- **Work instructions**
Write out the line with "Convert this screenshot" and every later line through the end of the data below, exactly as given, with no pictures in the copy.

- **Exercise material**
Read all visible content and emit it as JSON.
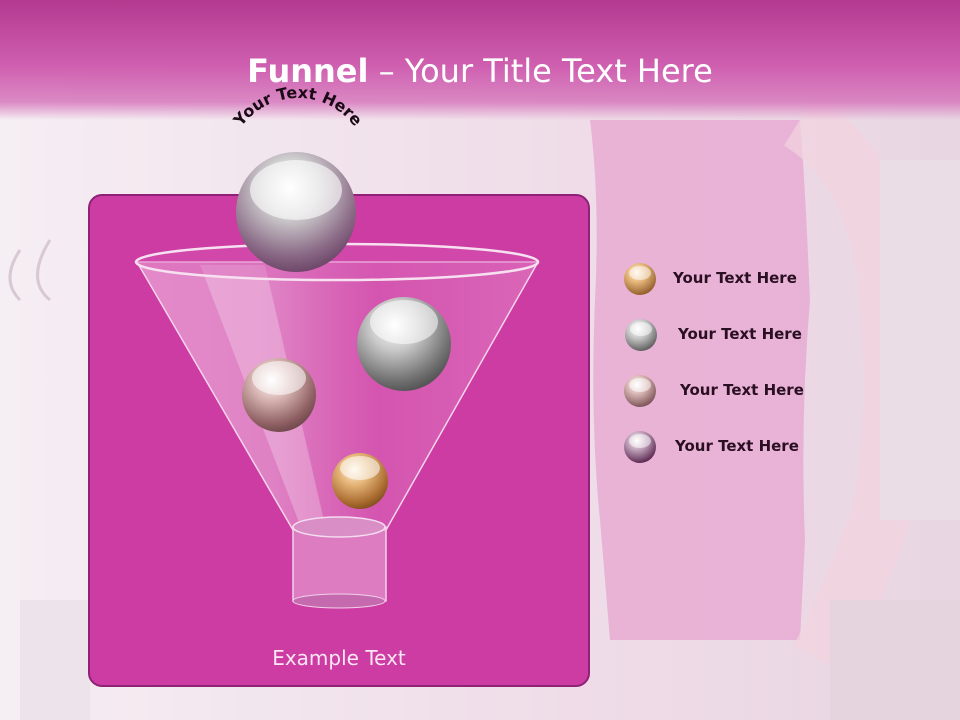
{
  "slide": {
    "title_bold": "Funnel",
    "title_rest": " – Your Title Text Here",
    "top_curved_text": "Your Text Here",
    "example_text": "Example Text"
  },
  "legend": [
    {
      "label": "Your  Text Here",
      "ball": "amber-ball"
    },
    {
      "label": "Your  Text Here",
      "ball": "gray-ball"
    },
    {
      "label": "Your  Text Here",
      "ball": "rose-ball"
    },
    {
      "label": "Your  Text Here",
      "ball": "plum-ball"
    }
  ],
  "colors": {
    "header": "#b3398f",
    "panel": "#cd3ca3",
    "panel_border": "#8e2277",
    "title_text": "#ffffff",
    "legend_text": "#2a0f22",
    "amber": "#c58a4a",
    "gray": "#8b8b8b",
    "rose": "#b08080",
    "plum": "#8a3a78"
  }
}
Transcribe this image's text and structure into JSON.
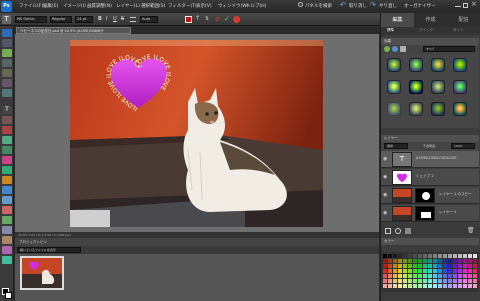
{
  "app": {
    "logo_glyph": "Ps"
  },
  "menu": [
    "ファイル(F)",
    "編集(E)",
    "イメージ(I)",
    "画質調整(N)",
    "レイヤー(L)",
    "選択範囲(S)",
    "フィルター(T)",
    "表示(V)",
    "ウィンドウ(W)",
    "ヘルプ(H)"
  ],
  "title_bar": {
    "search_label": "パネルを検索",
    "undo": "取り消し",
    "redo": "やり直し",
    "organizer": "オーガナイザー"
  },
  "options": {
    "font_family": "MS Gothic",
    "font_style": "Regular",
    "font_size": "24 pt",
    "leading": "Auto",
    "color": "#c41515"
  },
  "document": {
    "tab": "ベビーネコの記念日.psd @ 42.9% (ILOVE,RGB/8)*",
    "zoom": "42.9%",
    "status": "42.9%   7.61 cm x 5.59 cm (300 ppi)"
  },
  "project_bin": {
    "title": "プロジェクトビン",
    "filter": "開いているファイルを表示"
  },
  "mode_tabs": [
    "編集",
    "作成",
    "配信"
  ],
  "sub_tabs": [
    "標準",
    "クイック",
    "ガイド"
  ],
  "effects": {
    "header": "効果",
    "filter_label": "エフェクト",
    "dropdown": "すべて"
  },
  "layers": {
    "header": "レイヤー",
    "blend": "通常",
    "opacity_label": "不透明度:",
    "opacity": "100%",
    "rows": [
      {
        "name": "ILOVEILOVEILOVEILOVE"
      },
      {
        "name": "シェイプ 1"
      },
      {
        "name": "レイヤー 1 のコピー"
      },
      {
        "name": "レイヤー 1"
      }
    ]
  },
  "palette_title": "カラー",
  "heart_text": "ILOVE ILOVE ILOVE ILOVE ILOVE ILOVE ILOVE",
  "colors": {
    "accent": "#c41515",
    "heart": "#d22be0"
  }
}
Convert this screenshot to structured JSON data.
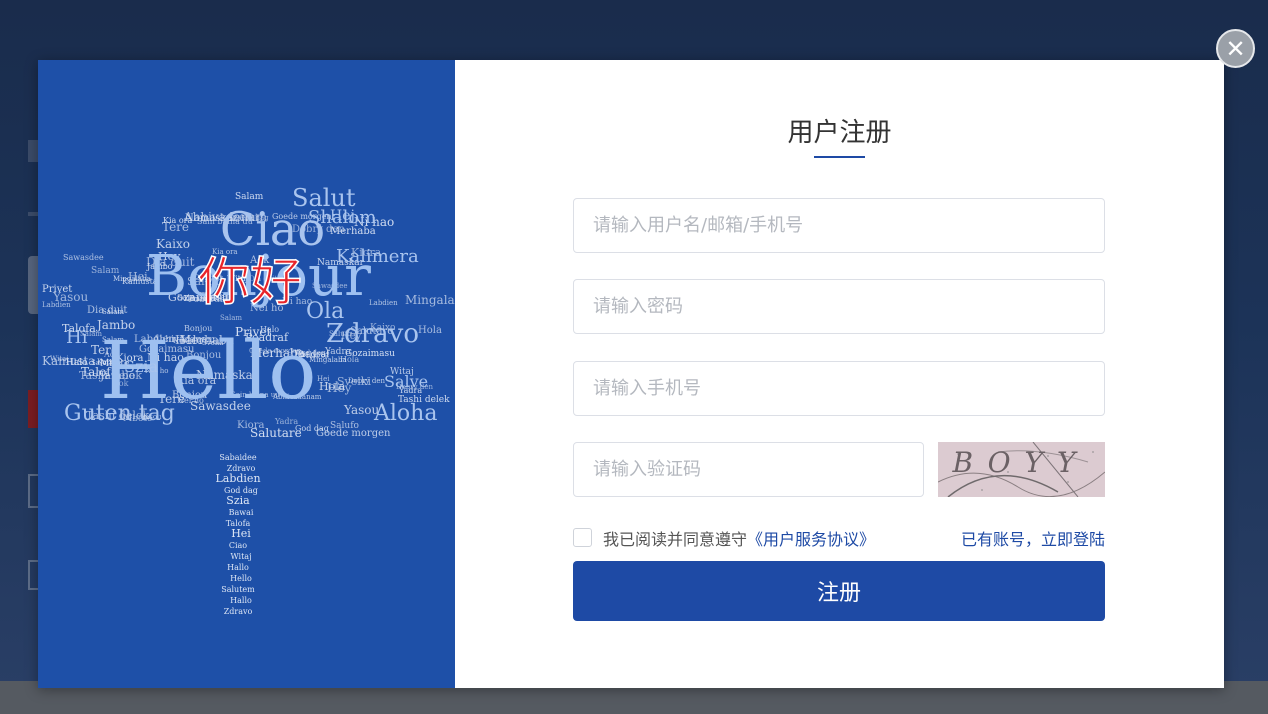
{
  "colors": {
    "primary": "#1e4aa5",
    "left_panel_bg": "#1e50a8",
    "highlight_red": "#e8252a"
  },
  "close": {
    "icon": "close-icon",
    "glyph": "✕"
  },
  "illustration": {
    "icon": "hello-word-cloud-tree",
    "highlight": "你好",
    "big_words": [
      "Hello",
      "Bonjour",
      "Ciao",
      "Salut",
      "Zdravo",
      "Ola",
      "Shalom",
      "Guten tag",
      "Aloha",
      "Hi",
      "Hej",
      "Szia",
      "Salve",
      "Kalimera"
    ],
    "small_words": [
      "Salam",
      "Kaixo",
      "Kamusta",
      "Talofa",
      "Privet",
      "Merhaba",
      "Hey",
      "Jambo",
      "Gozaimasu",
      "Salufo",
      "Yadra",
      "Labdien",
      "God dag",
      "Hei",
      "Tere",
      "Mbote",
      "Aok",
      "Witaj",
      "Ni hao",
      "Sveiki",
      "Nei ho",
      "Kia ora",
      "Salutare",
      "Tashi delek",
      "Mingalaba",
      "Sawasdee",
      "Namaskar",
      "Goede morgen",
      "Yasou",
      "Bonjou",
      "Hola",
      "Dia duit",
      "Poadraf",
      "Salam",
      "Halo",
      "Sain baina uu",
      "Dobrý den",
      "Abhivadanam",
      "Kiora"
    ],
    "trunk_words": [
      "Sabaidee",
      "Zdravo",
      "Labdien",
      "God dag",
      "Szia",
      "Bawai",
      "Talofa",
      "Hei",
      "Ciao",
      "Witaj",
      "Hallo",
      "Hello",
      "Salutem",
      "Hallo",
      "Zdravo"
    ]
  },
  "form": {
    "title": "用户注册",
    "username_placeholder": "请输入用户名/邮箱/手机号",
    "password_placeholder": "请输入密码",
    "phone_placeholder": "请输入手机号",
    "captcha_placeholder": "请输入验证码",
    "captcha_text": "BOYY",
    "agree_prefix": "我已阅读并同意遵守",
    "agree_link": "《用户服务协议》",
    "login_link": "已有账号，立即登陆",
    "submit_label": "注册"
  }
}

- **Output of the task**
Convert this screenshot to structured JSON data.
{
  "colors": {
    "primary": "#1e4aa5",
    "left_panel_bg": "#1e50a8",
    "highlight_red": "#e8252a"
  },
  "close": {
    "icon": "close-icon",
    "glyph": "✕"
  },
  "illustration": {
    "icon": "hello-word-cloud-tree",
    "highlight": "你好",
    "big_words": [
      "Hello",
      "Bonjour",
      "Ciao",
      "Salut",
      "Zdravo",
      "Ola",
      "Shalom",
      "Guten tag",
      "Aloha",
      "Hi",
      "Hej",
      "Szia",
      "Salve",
      "Kalimera"
    ],
    "small_words": [
      "Salam",
      "Kaixo",
      "Kamusta",
      "Talofa",
      "Privet",
      "Merhaba",
      "Hey",
      "Jambo",
      "Gozaimasu",
      "Salufo",
      "Yadra",
      "Labdien",
      "God dag",
      "Hei",
      "Tere",
      "Mbote",
      "Aok",
      "Witaj",
      "Ni hao",
      "Sveiki",
      "Nei ho",
      "Kia ora",
      "Salutare",
      "Tashi delek",
      "Mingalaba",
      "Sawasdee",
      "Namaskar",
      "Goede morgen",
      "Yasou",
      "Bonjou",
      "Hola",
      "Dia duit",
      "Poadraf",
      "Salam",
      "Halo",
      "Sain baina uu",
      "Dobrý den",
      "Abhivadanam",
      "Kiora"
    ],
    "trunk_words": [
      "Sabaidee",
      "Zdravo",
      "Labdien",
      "God dag",
      "Szia",
      "Bawai",
      "Talofa",
      "Hei",
      "Ciao",
      "Witaj",
      "Hallo",
      "Hello",
      "Salutem",
      "Hallo",
      "Zdravo"
    ]
  },
  "form": {
    "title": "用户注册",
    "username_placeholder": "请输入用户名/邮箱/手机号",
    "password_placeholder": "请输入密码",
    "phone_placeholder": "请输入手机号",
    "captcha_placeholder": "请输入验证码",
    "captcha_text": "BOYY",
    "agree_prefix": "我已阅读并同意遵守",
    "agree_link": "《用户服务协议》",
    "login_link": "已有账号，立即登陆",
    "submit_label": "注册"
  }
}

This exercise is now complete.